Output all of the data below exactly as given.
* * *
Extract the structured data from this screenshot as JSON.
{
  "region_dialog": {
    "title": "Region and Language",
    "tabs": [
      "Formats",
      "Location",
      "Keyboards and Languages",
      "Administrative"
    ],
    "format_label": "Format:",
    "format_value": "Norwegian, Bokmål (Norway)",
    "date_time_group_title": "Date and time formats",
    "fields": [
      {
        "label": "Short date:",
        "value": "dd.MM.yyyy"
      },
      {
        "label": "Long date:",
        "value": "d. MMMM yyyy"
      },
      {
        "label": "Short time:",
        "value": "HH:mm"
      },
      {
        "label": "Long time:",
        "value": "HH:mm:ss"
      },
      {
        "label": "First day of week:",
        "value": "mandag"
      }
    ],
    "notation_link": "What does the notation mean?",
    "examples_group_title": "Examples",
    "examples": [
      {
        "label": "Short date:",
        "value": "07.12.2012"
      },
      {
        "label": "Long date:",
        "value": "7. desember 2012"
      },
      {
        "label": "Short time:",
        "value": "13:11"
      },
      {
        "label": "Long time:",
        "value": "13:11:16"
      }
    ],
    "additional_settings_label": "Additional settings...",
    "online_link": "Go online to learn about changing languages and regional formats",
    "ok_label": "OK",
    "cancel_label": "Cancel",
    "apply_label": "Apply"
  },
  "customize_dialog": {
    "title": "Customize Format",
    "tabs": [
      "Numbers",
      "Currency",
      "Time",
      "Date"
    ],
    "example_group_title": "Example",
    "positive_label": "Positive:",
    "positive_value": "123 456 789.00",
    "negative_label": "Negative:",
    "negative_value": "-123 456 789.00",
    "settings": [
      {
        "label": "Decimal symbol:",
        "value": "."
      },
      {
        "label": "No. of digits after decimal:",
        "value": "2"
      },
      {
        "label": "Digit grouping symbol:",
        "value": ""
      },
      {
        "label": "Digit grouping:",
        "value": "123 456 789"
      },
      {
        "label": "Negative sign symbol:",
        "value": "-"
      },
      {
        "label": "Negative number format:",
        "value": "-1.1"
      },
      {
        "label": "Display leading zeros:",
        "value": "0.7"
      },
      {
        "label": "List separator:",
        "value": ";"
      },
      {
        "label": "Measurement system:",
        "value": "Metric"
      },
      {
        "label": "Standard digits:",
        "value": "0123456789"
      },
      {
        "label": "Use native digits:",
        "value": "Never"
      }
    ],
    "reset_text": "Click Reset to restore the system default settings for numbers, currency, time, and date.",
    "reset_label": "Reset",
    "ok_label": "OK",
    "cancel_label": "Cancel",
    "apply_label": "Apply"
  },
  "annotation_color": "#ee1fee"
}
* * *
— Full response —
Extract the structured data from this screenshot as JSON.
{
  "region_dialog": {
    "title": "Region and Language",
    "tabs": [
      "Formats",
      "Location",
      "Keyboards and Languages",
      "Administrative"
    ],
    "format_label": "Format:",
    "format_value": "Norwegian, Bokmål (Norway)",
    "date_time_group_title": "Date and time formats",
    "fields": [
      {
        "label": "Short date:",
        "value": "dd.MM.yyyy"
      },
      {
        "label": "Long date:",
        "value": "d. MMMM yyyy"
      },
      {
        "label": "Short time:",
        "value": "HH:mm"
      },
      {
        "label": "Long time:",
        "value": "HH:mm:ss"
      },
      {
        "label": "First day of week:",
        "value": "mandag"
      }
    ],
    "notation_link": "What does the notation mean?",
    "examples_group_title": "Examples",
    "examples": [
      {
        "label": "Short date:",
        "value": "07.12.2012"
      },
      {
        "label": "Long date:",
        "value": "7. desember 2012"
      },
      {
        "label": "Short time:",
        "value": "13:11"
      },
      {
        "label": "Long time:",
        "value": "13:11:16"
      }
    ],
    "additional_settings_label": "Additional settings...",
    "online_link": "Go online to learn about changing languages and regional formats",
    "ok_label": "OK",
    "cancel_label": "Cancel",
    "apply_label": "Apply"
  },
  "customize_dialog": {
    "title": "Customize Format",
    "tabs": [
      "Numbers",
      "Currency",
      "Time",
      "Date"
    ],
    "example_group_title": "Example",
    "positive_label": "Positive:",
    "positive_value": "123 456 789.00",
    "negative_label": "Negative:",
    "negative_value": "-123 456 789.00",
    "settings": [
      {
        "label": "Decimal symbol:",
        "value": "."
      },
      {
        "label": "No. of digits after decimal:",
        "value": "2"
      },
      {
        "label": "Digit grouping symbol:",
        "value": ""
      },
      {
        "label": "Digit grouping:",
        "value": "123 456 789"
      },
      {
        "label": "Negative sign symbol:",
        "value": "-"
      },
      {
        "label": "Negative number format:",
        "value": "-1.1"
      },
      {
        "label": "Display leading zeros:",
        "value": "0.7"
      },
      {
        "label": "List separator:",
        "value": ";"
      },
      {
        "label": "Measurement system:",
        "value": "Metric"
      },
      {
        "label": "Standard digits:",
        "value": "0123456789"
      },
      {
        "label": "Use native digits:",
        "value": "Never"
      }
    ],
    "reset_text": "Click Reset to restore the system default settings for numbers, currency, time, and date.",
    "reset_label": "Reset",
    "ok_label": "OK",
    "cancel_label": "Cancel",
    "apply_label": "Apply"
  },
  "annotation_color": "#ee1fee"
}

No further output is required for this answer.